> **Work to complete**: Read through the entries below and return each line with the word "Index".

** Start of Exercise material **

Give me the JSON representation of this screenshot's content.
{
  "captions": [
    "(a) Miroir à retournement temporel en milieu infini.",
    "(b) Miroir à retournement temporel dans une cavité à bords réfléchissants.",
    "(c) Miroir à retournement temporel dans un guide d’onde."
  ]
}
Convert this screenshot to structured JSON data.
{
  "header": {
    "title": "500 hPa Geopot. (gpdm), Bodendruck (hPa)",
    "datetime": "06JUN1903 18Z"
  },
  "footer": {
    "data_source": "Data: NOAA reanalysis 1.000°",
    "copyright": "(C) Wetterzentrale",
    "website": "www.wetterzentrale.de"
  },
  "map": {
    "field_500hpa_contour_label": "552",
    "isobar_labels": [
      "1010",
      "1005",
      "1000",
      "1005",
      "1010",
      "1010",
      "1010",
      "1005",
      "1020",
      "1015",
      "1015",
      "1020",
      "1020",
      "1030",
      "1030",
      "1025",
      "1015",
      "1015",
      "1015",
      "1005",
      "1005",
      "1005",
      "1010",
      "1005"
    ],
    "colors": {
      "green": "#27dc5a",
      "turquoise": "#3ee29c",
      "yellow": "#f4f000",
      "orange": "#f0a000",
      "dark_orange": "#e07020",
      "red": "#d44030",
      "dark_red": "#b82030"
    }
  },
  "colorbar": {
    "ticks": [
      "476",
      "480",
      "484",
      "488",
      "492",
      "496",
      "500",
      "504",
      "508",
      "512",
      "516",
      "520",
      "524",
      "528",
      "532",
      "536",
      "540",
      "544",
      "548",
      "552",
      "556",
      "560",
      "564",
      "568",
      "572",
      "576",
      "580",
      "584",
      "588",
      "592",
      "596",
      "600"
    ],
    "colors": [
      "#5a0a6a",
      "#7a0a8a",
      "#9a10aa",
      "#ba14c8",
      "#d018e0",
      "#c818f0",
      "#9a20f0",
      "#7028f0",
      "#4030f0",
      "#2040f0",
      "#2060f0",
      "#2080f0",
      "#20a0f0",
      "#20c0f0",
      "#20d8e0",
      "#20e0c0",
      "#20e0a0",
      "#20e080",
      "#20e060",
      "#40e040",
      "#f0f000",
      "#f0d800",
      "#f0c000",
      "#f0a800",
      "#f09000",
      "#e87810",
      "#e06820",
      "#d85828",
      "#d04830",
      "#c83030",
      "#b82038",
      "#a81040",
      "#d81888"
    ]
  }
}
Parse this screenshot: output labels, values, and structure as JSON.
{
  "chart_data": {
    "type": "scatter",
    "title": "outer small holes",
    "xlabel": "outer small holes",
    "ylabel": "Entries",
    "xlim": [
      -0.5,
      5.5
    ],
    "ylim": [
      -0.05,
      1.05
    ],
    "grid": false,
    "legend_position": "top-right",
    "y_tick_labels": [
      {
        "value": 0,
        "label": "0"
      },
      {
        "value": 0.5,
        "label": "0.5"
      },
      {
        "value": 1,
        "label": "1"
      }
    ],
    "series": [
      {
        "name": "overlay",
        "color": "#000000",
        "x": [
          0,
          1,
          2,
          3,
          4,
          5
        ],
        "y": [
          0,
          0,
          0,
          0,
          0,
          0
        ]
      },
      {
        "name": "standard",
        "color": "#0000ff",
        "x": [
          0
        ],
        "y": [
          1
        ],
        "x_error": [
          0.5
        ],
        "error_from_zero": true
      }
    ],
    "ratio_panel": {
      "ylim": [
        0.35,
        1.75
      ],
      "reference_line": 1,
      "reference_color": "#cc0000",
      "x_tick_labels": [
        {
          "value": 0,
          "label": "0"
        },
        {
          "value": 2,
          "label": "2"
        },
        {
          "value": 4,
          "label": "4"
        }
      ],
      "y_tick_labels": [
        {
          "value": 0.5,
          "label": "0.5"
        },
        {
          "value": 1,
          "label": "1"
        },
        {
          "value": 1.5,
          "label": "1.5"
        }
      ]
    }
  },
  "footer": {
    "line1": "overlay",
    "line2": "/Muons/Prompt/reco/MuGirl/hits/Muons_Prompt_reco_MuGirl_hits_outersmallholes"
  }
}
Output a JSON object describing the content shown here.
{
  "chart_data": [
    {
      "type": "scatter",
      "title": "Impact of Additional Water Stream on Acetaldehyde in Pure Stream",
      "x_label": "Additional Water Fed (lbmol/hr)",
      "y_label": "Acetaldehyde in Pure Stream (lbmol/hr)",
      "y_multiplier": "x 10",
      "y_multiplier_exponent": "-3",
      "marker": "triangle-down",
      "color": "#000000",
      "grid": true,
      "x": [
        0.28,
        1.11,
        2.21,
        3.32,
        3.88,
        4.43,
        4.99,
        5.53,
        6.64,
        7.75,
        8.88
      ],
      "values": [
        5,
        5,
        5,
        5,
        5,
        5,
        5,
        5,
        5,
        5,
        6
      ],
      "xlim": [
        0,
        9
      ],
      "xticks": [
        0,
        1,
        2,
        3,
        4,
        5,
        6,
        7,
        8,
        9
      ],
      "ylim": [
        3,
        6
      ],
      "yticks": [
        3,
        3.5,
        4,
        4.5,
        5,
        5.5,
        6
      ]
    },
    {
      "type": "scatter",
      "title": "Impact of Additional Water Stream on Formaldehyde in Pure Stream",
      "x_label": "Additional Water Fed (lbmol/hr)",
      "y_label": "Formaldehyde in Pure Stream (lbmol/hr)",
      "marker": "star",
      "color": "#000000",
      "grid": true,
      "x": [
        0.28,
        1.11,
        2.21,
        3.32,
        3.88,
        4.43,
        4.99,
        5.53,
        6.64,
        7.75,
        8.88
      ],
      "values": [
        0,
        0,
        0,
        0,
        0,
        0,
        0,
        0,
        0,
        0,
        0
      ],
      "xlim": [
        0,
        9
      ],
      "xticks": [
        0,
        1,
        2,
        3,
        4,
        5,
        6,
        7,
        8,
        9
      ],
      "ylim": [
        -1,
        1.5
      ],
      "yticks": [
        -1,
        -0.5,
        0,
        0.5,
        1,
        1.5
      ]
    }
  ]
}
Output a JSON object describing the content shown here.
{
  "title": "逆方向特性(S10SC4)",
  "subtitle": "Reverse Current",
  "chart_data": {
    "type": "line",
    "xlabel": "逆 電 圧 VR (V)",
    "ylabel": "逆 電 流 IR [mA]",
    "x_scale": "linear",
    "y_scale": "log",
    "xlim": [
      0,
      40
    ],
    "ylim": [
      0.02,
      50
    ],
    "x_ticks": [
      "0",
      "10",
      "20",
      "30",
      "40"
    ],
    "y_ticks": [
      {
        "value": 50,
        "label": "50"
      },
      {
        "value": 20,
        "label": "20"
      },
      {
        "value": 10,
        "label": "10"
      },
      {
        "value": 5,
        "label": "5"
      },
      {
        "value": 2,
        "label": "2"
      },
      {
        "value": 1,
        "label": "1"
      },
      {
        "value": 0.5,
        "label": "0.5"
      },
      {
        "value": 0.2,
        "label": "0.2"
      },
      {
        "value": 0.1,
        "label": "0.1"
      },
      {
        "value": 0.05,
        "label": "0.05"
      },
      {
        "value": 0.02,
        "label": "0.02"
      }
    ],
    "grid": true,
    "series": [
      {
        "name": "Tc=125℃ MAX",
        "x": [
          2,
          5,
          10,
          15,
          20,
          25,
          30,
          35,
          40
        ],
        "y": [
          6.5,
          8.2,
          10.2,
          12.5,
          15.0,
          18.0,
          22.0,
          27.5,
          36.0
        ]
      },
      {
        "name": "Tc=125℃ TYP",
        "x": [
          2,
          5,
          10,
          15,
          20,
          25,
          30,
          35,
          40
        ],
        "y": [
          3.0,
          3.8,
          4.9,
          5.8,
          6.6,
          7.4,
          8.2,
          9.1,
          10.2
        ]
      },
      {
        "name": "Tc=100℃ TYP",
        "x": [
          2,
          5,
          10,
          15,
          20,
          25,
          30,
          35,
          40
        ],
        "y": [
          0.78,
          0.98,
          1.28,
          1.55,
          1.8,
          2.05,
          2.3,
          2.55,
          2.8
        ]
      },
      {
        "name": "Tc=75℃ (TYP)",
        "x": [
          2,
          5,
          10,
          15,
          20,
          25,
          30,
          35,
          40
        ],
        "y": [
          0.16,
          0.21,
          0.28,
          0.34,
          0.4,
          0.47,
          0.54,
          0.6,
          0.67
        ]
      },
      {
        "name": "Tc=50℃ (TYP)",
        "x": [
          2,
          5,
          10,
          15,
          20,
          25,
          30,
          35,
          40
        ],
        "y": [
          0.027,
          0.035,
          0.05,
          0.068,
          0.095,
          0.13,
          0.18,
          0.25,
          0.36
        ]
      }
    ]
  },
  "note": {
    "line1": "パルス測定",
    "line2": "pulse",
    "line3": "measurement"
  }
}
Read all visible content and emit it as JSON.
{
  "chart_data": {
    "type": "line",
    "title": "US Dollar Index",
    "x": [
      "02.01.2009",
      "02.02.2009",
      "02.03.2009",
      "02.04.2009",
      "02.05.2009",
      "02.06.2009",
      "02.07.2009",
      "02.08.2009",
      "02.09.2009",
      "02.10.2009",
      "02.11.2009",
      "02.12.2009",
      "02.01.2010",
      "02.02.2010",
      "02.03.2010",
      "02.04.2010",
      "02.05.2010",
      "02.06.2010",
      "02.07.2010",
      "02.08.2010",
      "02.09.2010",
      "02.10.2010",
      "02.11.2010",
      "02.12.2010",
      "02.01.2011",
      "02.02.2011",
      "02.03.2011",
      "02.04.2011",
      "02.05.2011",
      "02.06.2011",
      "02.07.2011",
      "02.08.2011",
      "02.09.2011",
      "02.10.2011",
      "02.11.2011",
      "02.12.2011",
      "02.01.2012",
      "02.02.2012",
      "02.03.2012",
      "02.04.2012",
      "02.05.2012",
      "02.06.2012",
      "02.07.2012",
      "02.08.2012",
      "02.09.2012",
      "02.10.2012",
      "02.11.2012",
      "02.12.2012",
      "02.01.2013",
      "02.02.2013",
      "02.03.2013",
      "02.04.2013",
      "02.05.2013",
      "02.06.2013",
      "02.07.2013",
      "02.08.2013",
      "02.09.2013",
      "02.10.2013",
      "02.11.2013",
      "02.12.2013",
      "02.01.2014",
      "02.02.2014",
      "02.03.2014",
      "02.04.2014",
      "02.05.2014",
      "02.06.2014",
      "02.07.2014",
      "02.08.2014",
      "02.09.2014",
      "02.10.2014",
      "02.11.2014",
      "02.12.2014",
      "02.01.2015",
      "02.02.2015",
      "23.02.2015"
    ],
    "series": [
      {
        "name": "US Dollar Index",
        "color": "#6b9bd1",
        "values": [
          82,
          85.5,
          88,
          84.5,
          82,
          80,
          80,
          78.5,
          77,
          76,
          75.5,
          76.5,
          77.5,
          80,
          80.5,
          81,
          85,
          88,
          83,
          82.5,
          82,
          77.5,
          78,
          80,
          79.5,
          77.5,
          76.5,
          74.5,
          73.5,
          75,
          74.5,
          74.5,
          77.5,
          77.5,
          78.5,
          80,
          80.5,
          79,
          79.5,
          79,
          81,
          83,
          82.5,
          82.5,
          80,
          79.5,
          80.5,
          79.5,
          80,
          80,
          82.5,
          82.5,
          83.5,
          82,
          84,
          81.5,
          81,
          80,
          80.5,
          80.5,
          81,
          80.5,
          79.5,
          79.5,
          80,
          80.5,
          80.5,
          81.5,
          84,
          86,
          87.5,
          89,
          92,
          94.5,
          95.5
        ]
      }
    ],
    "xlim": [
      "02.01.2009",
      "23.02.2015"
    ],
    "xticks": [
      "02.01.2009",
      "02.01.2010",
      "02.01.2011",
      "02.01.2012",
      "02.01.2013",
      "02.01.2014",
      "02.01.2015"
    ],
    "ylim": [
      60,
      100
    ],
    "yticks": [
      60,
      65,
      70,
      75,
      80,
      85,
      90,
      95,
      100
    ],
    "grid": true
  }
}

** End of Exercise material **

> **Output below**:
    "title": "US Dollar Index",
        "name": "US Dollar Index",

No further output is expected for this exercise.